## [WRITTEN EXERCISE]
Copy the listing line for line, beginning at the line that contains "Localize each UI" and stopping after the line that contains "129, 205, 155]". Leave the picture out of your copy.

Raw records
# # # # # # #

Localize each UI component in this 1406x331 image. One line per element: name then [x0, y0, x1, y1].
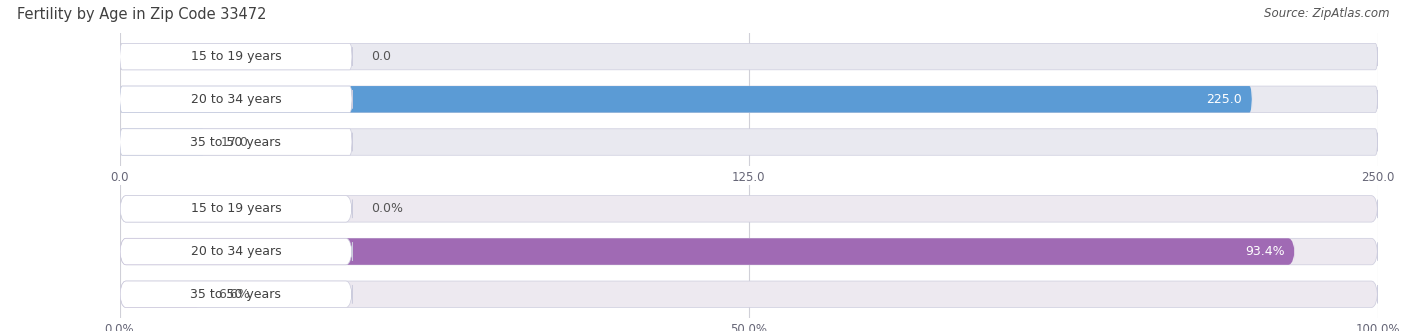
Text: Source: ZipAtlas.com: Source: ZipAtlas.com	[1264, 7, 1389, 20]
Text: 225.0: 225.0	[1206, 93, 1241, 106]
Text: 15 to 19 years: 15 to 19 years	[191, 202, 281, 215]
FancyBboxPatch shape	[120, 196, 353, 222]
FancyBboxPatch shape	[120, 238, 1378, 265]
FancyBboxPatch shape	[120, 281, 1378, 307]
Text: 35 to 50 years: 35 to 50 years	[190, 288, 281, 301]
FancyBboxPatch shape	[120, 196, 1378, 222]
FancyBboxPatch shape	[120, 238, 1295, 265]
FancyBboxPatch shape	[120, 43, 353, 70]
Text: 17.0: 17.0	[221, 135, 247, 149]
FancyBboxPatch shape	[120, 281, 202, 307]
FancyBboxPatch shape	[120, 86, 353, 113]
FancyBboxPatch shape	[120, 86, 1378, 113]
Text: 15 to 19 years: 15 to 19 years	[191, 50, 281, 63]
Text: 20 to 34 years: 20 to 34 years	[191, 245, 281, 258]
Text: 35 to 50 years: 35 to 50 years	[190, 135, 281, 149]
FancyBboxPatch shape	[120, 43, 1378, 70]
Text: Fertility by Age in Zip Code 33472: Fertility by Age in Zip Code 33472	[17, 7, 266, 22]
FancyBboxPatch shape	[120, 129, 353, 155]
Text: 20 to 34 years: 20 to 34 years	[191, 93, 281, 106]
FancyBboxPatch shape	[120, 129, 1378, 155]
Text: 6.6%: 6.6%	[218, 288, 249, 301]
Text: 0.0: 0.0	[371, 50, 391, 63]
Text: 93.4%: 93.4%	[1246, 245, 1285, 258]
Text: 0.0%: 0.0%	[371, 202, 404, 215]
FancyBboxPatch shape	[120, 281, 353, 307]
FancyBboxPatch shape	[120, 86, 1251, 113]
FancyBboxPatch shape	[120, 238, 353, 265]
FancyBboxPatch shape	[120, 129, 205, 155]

# # # # # # #

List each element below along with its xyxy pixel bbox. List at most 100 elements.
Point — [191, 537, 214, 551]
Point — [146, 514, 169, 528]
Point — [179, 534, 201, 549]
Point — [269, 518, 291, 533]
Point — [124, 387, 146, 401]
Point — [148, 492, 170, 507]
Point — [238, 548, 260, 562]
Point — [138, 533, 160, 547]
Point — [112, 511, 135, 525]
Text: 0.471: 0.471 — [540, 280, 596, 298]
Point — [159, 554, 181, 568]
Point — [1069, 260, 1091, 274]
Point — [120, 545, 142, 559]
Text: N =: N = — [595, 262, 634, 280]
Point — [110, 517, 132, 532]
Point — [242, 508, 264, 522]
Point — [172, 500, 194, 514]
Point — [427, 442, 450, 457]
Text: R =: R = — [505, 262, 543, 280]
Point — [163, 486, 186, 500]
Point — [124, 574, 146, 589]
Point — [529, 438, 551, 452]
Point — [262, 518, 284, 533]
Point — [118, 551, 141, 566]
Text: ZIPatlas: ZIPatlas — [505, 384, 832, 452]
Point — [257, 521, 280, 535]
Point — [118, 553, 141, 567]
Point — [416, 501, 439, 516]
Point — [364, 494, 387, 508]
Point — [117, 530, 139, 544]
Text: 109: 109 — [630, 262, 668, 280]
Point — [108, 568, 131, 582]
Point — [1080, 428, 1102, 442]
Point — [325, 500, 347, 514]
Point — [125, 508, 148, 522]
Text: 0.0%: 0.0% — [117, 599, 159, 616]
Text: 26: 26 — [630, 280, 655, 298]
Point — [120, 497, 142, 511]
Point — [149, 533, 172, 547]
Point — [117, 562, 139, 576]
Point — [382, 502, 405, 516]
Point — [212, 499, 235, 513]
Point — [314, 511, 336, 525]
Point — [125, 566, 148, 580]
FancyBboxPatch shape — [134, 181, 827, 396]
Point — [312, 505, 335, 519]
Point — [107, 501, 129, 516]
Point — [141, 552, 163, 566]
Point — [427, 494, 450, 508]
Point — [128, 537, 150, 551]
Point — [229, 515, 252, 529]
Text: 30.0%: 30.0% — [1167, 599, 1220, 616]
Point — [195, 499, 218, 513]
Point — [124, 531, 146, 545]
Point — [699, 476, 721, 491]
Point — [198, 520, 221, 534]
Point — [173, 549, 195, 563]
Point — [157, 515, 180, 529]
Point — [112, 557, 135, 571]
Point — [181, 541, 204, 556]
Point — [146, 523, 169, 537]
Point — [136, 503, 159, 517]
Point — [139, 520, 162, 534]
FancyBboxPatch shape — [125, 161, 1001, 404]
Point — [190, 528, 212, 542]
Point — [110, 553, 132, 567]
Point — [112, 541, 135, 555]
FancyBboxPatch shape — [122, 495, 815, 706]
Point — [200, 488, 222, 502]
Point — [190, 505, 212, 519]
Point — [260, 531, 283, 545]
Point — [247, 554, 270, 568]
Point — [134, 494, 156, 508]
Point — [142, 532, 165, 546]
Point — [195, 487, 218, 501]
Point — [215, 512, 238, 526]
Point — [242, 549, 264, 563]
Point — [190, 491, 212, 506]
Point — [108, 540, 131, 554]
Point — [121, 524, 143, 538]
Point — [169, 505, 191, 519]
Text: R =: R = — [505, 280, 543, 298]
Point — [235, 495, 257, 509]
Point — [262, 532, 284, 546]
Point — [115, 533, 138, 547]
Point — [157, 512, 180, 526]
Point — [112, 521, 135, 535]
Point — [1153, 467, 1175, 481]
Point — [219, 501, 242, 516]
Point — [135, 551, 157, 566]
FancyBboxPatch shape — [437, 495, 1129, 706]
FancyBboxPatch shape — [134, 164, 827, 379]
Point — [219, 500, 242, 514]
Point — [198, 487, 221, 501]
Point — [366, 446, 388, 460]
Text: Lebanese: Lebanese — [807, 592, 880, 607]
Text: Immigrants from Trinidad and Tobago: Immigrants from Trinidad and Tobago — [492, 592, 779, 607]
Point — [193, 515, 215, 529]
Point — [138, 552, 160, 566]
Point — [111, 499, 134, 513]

# # # # # # #

## [COMPLETED TASK]
Localize each UI component in this 1406x331 image. One line per element: name then [x0, y0, x1, y1].
Text: Source: ZipAtlas.com: Source: ZipAtlas.com	[1264, 7, 1389, 20]
Text: 225.0: 225.0	[1206, 93, 1241, 106]
Text: 15 to 19 years: 15 to 19 years	[191, 202, 281, 215]
FancyBboxPatch shape	[120, 196, 353, 222]
FancyBboxPatch shape	[120, 238, 1378, 265]
FancyBboxPatch shape	[120, 281, 1378, 307]
Text: 35 to 50 years: 35 to 50 years	[190, 288, 281, 301]
FancyBboxPatch shape	[120, 196, 1378, 222]
FancyBboxPatch shape	[120, 238, 1295, 265]
FancyBboxPatch shape	[120, 43, 353, 70]
Text: 17.0: 17.0	[221, 135, 247, 149]
FancyBboxPatch shape	[120, 281, 202, 307]
FancyBboxPatch shape	[120, 86, 353, 113]
FancyBboxPatch shape	[120, 86, 1378, 113]
Text: 15 to 19 years: 15 to 19 years	[191, 50, 281, 63]
Text: 20 to 34 years: 20 to 34 years	[191, 245, 281, 258]
Text: 35 to 50 years: 35 to 50 years	[190, 135, 281, 149]
FancyBboxPatch shape	[120, 43, 1378, 70]
Text: Fertility by Age in Zip Code 33472: Fertility by Age in Zip Code 33472	[17, 7, 266, 22]
FancyBboxPatch shape	[120, 129, 353, 155]
Text: 20 to 34 years: 20 to 34 years	[191, 93, 281, 106]
FancyBboxPatch shape	[120, 129, 1378, 155]
Text: 6.6%: 6.6%	[218, 288, 249, 301]
Text: 0.0: 0.0	[371, 50, 391, 63]
Text: 93.4%: 93.4%	[1246, 245, 1285, 258]
Text: 0.0%: 0.0%	[371, 202, 404, 215]
FancyBboxPatch shape	[120, 281, 353, 307]
FancyBboxPatch shape	[120, 86, 1251, 113]
FancyBboxPatch shape	[120, 238, 353, 265]
FancyBboxPatch shape	[120, 129, 205, 155]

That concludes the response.